Recorded data
··········

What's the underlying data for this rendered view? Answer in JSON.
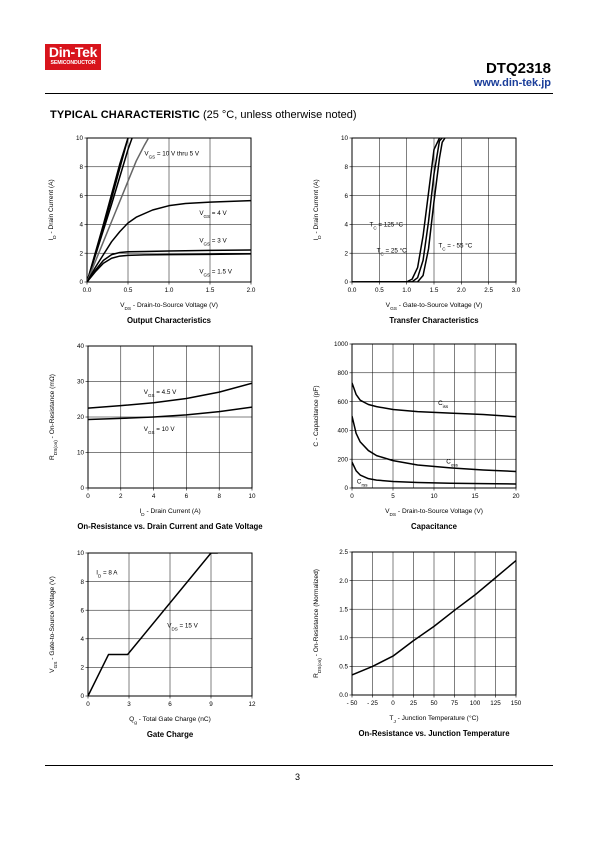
{
  "header": {
    "logo_main": "Din-Tek",
    "logo_sub": "SEMICONDUCTOR",
    "part_number": "DTQ2318",
    "website": "www.din-tek.jp"
  },
  "section": {
    "title_bold": "TYPICAL CHARACTERISTIC",
    "title_note": "(25 °C, unless otherwise noted)"
  },
  "footer": {
    "page_number": "3"
  },
  "colors": {
    "curve": "#000000",
    "curve_gray": "#666666",
    "logo_bg": "#d8141c",
    "link": "#1a3d9a"
  },
  "chart_data": [
    {
      "id": "output",
      "type": "line",
      "title": "Output Characteristics",
      "xlabel": {
        "main": "V",
        "sub": "DS",
        "rest": " - Drain-to-Source Voltage (V)"
      },
      "ylabel": {
        "main": "I",
        "sub": "D",
        "rest": " - Drain Current (A)"
      },
      "xlim": [
        0,
        2.0
      ],
      "ylim": [
        0,
        10
      ],
      "xticks": [
        0,
        0.5,
        1.0,
        1.5,
        2.0
      ],
      "xtick_labels": [
        "0.0",
        "0.5",
        "1.0",
        "1.5",
        "2.0"
      ],
      "yticks": [
        0,
        2,
        4,
        6,
        8,
        10
      ],
      "ytick_labels": [
        "0",
        "2",
        "4",
        "6",
        "8",
        "10"
      ],
      "xgrid": [
        0.5,
        1.0,
        1.5
      ],
      "ygrid": [
        2,
        4,
        6,
        8
      ],
      "series": [
        {
          "x": [
            0,
            0.1,
            0.2,
            0.3,
            0.4,
            0.5
          ],
          "y": [
            0,
            2.0,
            4.0,
            6.1,
            8.2,
            10
          ],
          "gray": false
        },
        {
          "x": [
            0,
            0.1,
            0.2,
            0.3,
            0.4,
            0.5
          ],
          "y": [
            0,
            1.9,
            3.8,
            5.8,
            7.9,
            10
          ],
          "gray": false
        },
        {
          "x": [
            0,
            0.1,
            0.2,
            0.3,
            0.4,
            0.5,
            0.55
          ],
          "y": [
            0,
            1.8,
            3.6,
            5.4,
            7.3,
            9.2,
            10
          ],
          "gray": false
        },
        {
          "x": [
            0,
            0.1,
            0.2,
            0.3,
            0.4,
            0.5,
            0.6,
            0.7,
            0.75
          ],
          "y": [
            0,
            1.4,
            2.8,
            4.2,
            5.6,
            7.0,
            8.4,
            9.5,
            10
          ],
          "gray": true
        },
        {
          "x": [
            0,
            0.1,
            0.2,
            0.3,
            0.4,
            0.5,
            0.6,
            0.8,
            1.0,
            1.2,
            1.5,
            2.0
          ],
          "y": [
            0,
            1.0,
            1.9,
            2.8,
            3.5,
            4.1,
            4.5,
            5.0,
            5.3,
            5.45,
            5.55,
            5.65
          ],
          "gray": false
        },
        {
          "x": [
            0,
            0.1,
            0.2,
            0.3,
            0.4,
            0.5,
            0.7,
            1.0,
            1.5,
            2.0
          ],
          "y": [
            0,
            0.8,
            1.5,
            1.9,
            2.05,
            2.1,
            2.12,
            2.15,
            2.2,
            2.22
          ],
          "gray": false
        },
        {
          "x": [
            0,
            0.1,
            0.2,
            0.3,
            0.4,
            0.5,
            0.7,
            1.0,
            1.5,
            2.0
          ],
          "y": [
            0,
            0.7,
            1.3,
            1.65,
            1.8,
            1.85,
            1.88,
            1.9,
            1.92,
            1.95
          ],
          "gray": false
        }
      ],
      "annotations": [
        {
          "x": 0.7,
          "y": 8.8,
          "main": "V",
          "sub": "GS",
          "rest": " = 10 V thru 5 V"
        },
        {
          "x": 1.37,
          "y": 4.65,
          "main": "V",
          "sub": "GS",
          "rest": " = 4 V"
        },
        {
          "x": 1.37,
          "y": 2.75,
          "main": "V",
          "sub": "GS",
          "rest": " = 3 V"
        },
        {
          "x": 1.37,
          "y": 0.6,
          "main": "V",
          "sub": "GS",
          "rest": " = 1.5 V"
        }
      ]
    },
    {
      "id": "transfer",
      "type": "line",
      "title": "Transfer Characteristics",
      "xlabel": {
        "main": "V",
        "sub": "GS",
        "rest": " - Gate-to-Source Voltage (V)"
      },
      "ylabel": {
        "main": "I",
        "sub": "D",
        "rest": " - Drain Current (A)"
      },
      "xlim": [
        0,
        3.0
      ],
      "ylim": [
        0,
        10
      ],
      "xticks": [
        0,
        0.5,
        1.0,
        1.5,
        2.0,
        2.5,
        3.0
      ],
      "xtick_labels": [
        "0.0",
        "0.5",
        "1.0",
        "1.5",
        "2.0",
        "2.5",
        "3.0"
      ],
      "yticks": [
        0,
        2,
        4,
        6,
        8,
        10
      ],
      "ytick_labels": [
        "0",
        "2",
        "4",
        "6",
        "8",
        "10"
      ],
      "xgrid": [
        0.5,
        1.0,
        1.5,
        2.0,
        2.5
      ],
      "ygrid": [
        2,
        4,
        6,
        8
      ],
      "series": [
        {
          "x": [
            0,
            1.0,
            1.1,
            1.2,
            1.3,
            1.4,
            1.5,
            1.6
          ],
          "y": [
            0,
            0.01,
            0.2,
            1.0,
            3.2,
            6.2,
            9.2,
            10
          ],
          "gray": false
        },
        {
          "x": [
            0,
            1.1,
            1.2,
            1.3,
            1.4,
            1.5,
            1.6,
            1.65
          ],
          "y": [
            0,
            0.01,
            0.3,
            1.5,
            4.2,
            7.5,
            9.8,
            10
          ],
          "gray": false
        },
        {
          "x": [
            0,
            1.2,
            1.3,
            1.4,
            1.5,
            1.6,
            1.65,
            1.7
          ],
          "y": [
            0,
            0.01,
            0.45,
            2.3,
            5.6,
            8.6,
            9.7,
            10
          ],
          "gray": false
        }
      ],
      "annotations": [
        {
          "x": 0.32,
          "y": 3.85,
          "main": "T",
          "sub": "C",
          "rest": " = 125 °C"
        },
        {
          "x": 0.45,
          "y": 2.05,
          "main": "T",
          "sub": "C",
          "rest": " = 25 °C"
        },
        {
          "x": 1.58,
          "y": 2.4,
          "main": "T",
          "sub": "C",
          "rest": " = - 55 °C"
        }
      ]
    },
    {
      "id": "on-resistance-current",
      "type": "line",
      "title": "On-Resistance vs. Drain Current and Gate Voltage",
      "xlabel": {
        "main": "I",
        "sub": "D",
        "rest": " - Drain Current (A)"
      },
      "ylabel": {
        "main": "R",
        "sub": "DS(on)",
        "rest": " - On-Resistance (mΩ)"
      },
      "xlim": [
        0,
        10
      ],
      "ylim": [
        0,
        40
      ],
      "xticks": [
        0,
        2,
        4,
        6,
        8,
        10
      ],
      "xtick_labels": [
        "0",
        "2",
        "4",
        "6",
        "8",
        "10"
      ],
      "yticks": [
        0,
        10,
        20,
        30,
        40
      ],
      "ytick_labels": [
        "0",
        "10",
        "20",
        "30",
        "40"
      ],
      "xgrid": [
        2,
        4,
        6,
        8
      ],
      "ygrid": [
        10,
        20,
        30
      ],
      "series": [
        {
          "x": [
            0,
            2,
            4,
            6,
            8,
            10
          ],
          "y": [
            22.5,
            23.2,
            24.0,
            25.2,
            27.0,
            29.5
          ],
          "gray": false
        },
        {
          "x": [
            0,
            2,
            4,
            6,
            8,
            10
          ],
          "y": [
            19.3,
            19.6,
            20.0,
            20.6,
            21.5,
            22.8
          ],
          "gray": false
        }
      ],
      "annotations": [
        {
          "x": 3.4,
          "y": 26.5,
          "main": "V",
          "sub": "GS",
          "rest": " = 4.5 V"
        },
        {
          "x": 3.4,
          "y": 16.0,
          "main": "V",
          "sub": "GS",
          "rest": " = 10 V"
        }
      ]
    },
    {
      "id": "capacitance",
      "type": "line",
      "title": "Capacitance",
      "xlabel": {
        "main": "V",
        "sub": "DS",
        "rest": " - Drain-to-Source Voltage (V)"
      },
      "ylabel": {
        "main": "C",
        "sub": "",
        "rest": " - Capacitance (pF)"
      },
      "xlim": [
        0,
        20
      ],
      "ylim": [
        0,
        1000
      ],
      "xticks": [
        0,
        5,
        10,
        15,
        20
      ],
      "xtick_labels": [
        "0",
        "5",
        "10",
        "15",
        "20"
      ],
      "yticks": [
        0,
        200,
        400,
        600,
        800,
        1000
      ],
      "ytick_labels": [
        "0",
        "200",
        "400",
        "600",
        "800",
        "1000"
      ],
      "xgrid": [
        2.5,
        5,
        7.5,
        10,
        12.5,
        15,
        17.5
      ],
      "ygrid": [
        200,
        400,
        600,
        800
      ],
      "series": [
        {
          "x": [
            0,
            0.5,
            1,
            2,
            3,
            5,
            8,
            12,
            16,
            20
          ],
          "y": [
            730,
            650,
            610,
            580,
            565,
            545,
            530,
            520,
            510,
            495
          ],
          "gray": false
        },
        {
          "x": [
            0,
            0.5,
            1,
            2,
            3,
            5,
            8,
            12,
            16,
            20
          ],
          "y": [
            500,
            380,
            320,
            260,
            225,
            190,
            160,
            140,
            125,
            115
          ],
          "gray": false
        },
        {
          "x": [
            0,
            0.5,
            1,
            2,
            3,
            5,
            8,
            12,
            16,
            20
          ],
          "y": [
            180,
            120,
            90,
            65,
            55,
            45,
            38,
            33,
            30,
            28
          ],
          "gray": false
        }
      ],
      "annotations": [
        {
          "x": 10.5,
          "y": 575,
          "main": "C",
          "sub": "iss",
          "rest": ""
        },
        {
          "x": 11.5,
          "y": 170,
          "main": "C",
          "sub": "oss",
          "rest": ""
        },
        {
          "x": 0.6,
          "y": 30,
          "main": "C",
          "sub": "rss",
          "rest": ""
        }
      ]
    },
    {
      "id": "gate-charge",
      "type": "line",
      "title": "Gate Charge",
      "xlabel": {
        "main": "Q",
        "sub": "g",
        "rest": " - Total Gate Charge (nC)"
      },
      "ylabel": {
        "main": "V",
        "sub": "GS",
        "rest": " - Gate-to-Source Voltage (V)"
      },
      "xlim": [
        0,
        12
      ],
      "ylim": [
        0,
        10
      ],
      "xticks": [
        0,
        3,
        6,
        9,
        12
      ],
      "xtick_labels": [
        "0",
        "3",
        "6",
        "9",
        "12"
      ],
      "yticks": [
        0,
        2,
        4,
        6,
        8,
        10
      ],
      "ytick_labels": [
        "0",
        "2",
        "4",
        "6",
        "8",
        "10"
      ],
      "xgrid": [
        3,
        6,
        9
      ],
      "ygrid": [
        2,
        4,
        6,
        8
      ],
      "series": [
        {
          "x": [
            0,
            1.5,
            2.9,
            9.0,
            9.5
          ],
          "y": [
            0,
            2.9,
            2.9,
            10,
            10
          ],
          "gray": false
        }
      ],
      "annotations": [
        {
          "x": 0.6,
          "y": 8.5,
          "main": "I",
          "sub": "D",
          "rest": " = 8 A"
        },
        {
          "x": 5.8,
          "y": 4.8,
          "main": "V",
          "sub": "DS",
          "rest": " = 15 V"
        }
      ]
    },
    {
      "id": "on-resistance-temperature",
      "type": "line",
      "title": "On-Resistance vs. Junction Temperature",
      "xlabel": {
        "main": "T",
        "sub": "J",
        "rest": " - Junction Temperature (°C)"
      },
      "ylabel": {
        "main": "R",
        "sub": "DS(on)",
        "rest": " - On-Resistance (Normalized)"
      },
      "xlim": [
        -50,
        150
      ],
      "ylim": [
        0,
        2.5
      ],
      "xticks": [
        -50,
        -25,
        0,
        25,
        50,
        75,
        100,
        125,
        150
      ],
      "xtick_labels": [
        "- 50",
        "- 25",
        "0",
        "25",
        "50",
        "75",
        "100",
        "125",
        "150"
      ],
      "yticks": [
        0,
        0.5,
        1.0,
        1.5,
        2.0,
        2.5
      ],
      "ytick_labels": [
        "0.0",
        "0.5",
        "1.0",
        "1.5",
        "2.0",
        "2.5"
      ],
      "xgrid": [
        -25,
        0,
        25,
        50,
        75,
        100,
        125
      ],
      "ygrid": [
        0.5,
        1.0,
        1.5,
        2.0
      ],
      "series": [
        {
          "x": [
            -50,
            -25,
            0,
            25,
            50,
            75,
            100,
            125,
            150
          ],
          "y": [
            0.35,
            0.5,
            0.68,
            0.95,
            1.2,
            1.48,
            1.75,
            2.05,
            2.35
          ],
          "gray": false
        }
      ],
      "annotations": []
    }
  ]
}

··········

> [PROBLEM TO SOLVE]: For the material, find the number of lines holding the word "Junction" and give that figure and nothing more.

> [OUTPUT FOR THIS TASK]: 2